(Entries taken from a collection)
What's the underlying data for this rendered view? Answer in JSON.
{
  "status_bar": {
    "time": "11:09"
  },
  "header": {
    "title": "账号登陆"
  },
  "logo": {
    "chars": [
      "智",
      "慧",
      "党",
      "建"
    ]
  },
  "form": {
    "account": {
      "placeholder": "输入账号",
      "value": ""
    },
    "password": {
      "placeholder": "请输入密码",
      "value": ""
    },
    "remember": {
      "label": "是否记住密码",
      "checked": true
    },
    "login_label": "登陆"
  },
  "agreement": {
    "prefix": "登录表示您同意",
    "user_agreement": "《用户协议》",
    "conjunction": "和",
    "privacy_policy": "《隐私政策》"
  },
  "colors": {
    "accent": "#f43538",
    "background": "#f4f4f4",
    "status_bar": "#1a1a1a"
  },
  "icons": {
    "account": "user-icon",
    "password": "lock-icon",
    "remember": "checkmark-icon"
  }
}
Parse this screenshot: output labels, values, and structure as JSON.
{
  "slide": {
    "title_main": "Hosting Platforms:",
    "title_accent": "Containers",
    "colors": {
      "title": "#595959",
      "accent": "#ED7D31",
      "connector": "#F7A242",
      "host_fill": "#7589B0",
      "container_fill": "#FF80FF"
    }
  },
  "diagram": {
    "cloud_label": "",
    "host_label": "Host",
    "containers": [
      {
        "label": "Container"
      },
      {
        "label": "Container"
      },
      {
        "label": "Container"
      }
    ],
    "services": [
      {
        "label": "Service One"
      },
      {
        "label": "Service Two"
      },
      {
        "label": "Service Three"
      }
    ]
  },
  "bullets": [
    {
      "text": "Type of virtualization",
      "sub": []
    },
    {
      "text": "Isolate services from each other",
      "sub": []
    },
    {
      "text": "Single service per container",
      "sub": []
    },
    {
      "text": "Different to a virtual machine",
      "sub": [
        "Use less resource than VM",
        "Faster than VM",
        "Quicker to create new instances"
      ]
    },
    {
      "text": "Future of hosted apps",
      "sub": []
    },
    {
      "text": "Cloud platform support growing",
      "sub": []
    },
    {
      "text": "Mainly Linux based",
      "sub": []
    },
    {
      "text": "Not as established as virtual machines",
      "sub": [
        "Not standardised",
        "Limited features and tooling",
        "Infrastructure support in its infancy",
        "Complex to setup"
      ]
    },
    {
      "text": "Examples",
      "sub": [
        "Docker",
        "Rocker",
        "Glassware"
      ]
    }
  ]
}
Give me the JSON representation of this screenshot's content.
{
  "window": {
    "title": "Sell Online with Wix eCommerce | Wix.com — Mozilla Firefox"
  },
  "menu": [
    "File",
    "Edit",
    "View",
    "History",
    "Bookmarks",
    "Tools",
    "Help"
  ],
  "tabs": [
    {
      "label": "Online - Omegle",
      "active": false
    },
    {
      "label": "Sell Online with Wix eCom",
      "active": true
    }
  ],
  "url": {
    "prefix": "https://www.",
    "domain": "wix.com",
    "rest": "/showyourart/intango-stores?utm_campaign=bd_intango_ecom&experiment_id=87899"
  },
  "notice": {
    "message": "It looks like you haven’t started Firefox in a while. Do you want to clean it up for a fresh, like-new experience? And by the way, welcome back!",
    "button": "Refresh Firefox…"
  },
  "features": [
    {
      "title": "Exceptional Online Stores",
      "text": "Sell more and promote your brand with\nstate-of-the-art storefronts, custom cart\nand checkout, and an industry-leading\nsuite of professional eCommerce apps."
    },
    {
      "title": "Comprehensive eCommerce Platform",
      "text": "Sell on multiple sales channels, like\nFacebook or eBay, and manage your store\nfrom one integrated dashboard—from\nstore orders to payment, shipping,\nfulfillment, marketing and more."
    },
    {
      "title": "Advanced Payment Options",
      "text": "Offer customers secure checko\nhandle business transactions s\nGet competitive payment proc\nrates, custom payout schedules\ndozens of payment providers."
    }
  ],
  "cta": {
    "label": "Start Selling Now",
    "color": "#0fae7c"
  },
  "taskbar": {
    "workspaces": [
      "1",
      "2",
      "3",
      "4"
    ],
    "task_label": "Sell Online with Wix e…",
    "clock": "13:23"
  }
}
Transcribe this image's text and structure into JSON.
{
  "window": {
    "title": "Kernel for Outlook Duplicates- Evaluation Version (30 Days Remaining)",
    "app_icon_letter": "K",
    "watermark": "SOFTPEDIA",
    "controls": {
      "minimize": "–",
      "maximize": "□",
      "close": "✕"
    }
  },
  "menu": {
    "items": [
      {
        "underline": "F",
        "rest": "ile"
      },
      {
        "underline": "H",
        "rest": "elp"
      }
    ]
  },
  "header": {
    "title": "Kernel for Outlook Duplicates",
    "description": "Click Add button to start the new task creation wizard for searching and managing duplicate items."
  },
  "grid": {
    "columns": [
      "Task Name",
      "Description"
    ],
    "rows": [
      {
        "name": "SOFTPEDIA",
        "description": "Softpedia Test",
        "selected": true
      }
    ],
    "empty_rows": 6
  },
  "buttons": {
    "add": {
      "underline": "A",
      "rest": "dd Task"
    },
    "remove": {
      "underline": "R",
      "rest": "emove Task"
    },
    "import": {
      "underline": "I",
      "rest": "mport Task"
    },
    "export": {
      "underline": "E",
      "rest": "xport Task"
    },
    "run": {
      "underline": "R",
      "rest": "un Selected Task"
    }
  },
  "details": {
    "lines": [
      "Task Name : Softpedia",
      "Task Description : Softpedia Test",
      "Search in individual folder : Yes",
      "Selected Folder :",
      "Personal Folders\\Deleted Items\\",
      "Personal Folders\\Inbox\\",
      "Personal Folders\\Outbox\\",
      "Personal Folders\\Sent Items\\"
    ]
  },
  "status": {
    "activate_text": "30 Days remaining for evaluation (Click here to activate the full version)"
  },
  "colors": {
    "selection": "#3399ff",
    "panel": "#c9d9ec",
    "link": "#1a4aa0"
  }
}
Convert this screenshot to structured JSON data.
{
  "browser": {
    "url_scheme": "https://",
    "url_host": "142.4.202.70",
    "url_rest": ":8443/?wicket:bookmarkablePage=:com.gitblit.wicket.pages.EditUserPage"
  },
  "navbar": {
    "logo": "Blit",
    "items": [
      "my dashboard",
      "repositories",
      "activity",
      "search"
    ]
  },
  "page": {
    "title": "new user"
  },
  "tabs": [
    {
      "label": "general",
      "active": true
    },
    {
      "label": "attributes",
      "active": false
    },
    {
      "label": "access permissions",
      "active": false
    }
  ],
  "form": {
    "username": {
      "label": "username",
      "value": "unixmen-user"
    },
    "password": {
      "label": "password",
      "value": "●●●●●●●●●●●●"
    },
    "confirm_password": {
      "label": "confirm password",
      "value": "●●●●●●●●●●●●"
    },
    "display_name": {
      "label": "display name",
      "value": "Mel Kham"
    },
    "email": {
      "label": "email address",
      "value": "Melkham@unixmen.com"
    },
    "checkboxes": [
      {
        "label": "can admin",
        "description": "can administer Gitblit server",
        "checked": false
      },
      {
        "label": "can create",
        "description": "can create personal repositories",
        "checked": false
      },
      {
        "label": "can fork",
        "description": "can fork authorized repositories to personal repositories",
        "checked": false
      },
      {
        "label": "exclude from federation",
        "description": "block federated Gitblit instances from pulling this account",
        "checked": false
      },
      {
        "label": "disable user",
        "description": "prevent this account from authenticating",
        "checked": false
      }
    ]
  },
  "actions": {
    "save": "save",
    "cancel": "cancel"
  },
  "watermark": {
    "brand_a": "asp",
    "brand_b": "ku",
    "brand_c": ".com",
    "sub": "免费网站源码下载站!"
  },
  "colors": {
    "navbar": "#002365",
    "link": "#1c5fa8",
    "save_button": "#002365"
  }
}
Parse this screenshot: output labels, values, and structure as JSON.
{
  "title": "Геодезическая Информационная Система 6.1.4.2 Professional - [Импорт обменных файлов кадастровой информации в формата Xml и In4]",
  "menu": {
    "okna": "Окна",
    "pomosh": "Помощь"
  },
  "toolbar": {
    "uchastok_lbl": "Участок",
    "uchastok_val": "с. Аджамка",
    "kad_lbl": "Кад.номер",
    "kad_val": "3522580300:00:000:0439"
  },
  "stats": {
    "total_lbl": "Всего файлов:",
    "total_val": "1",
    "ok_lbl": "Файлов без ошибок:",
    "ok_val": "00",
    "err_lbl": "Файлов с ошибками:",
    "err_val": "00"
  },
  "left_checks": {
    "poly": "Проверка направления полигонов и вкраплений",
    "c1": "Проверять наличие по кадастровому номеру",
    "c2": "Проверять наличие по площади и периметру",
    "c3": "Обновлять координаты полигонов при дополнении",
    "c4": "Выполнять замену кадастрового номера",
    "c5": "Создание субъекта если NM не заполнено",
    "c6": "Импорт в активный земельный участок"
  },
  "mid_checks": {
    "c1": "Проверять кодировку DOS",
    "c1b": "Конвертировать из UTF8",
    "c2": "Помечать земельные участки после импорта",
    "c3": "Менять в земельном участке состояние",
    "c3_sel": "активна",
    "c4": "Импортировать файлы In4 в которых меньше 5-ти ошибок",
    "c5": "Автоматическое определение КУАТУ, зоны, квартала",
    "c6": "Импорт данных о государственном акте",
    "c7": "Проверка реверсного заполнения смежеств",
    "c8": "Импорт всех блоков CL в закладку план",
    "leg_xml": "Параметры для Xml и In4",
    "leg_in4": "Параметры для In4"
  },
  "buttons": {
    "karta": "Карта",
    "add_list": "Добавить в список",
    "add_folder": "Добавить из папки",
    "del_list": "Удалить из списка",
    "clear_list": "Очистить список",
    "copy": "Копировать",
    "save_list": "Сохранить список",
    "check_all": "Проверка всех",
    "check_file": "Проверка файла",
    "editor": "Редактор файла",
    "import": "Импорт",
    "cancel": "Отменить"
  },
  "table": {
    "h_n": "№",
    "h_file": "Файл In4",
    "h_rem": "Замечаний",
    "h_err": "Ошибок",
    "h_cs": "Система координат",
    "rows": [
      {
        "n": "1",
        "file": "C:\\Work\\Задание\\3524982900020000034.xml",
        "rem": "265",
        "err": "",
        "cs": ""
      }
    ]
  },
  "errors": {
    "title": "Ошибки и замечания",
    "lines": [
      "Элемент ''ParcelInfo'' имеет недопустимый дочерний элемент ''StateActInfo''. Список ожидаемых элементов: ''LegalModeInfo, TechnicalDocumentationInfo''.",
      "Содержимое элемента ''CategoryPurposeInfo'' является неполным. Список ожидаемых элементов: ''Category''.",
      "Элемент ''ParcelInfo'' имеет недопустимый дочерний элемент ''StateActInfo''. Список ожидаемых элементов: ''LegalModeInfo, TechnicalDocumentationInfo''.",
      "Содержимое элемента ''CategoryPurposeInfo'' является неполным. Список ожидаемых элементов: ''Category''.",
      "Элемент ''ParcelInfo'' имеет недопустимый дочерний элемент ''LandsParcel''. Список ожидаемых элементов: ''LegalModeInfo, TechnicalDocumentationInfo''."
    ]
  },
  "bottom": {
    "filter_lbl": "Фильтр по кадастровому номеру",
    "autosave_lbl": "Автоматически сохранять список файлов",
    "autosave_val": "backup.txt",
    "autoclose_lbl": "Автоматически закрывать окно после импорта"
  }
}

=== Work instructions ===
Give solely the number of lines in the data that contain the string "кадастровому".

=== Result for this exercise ===
2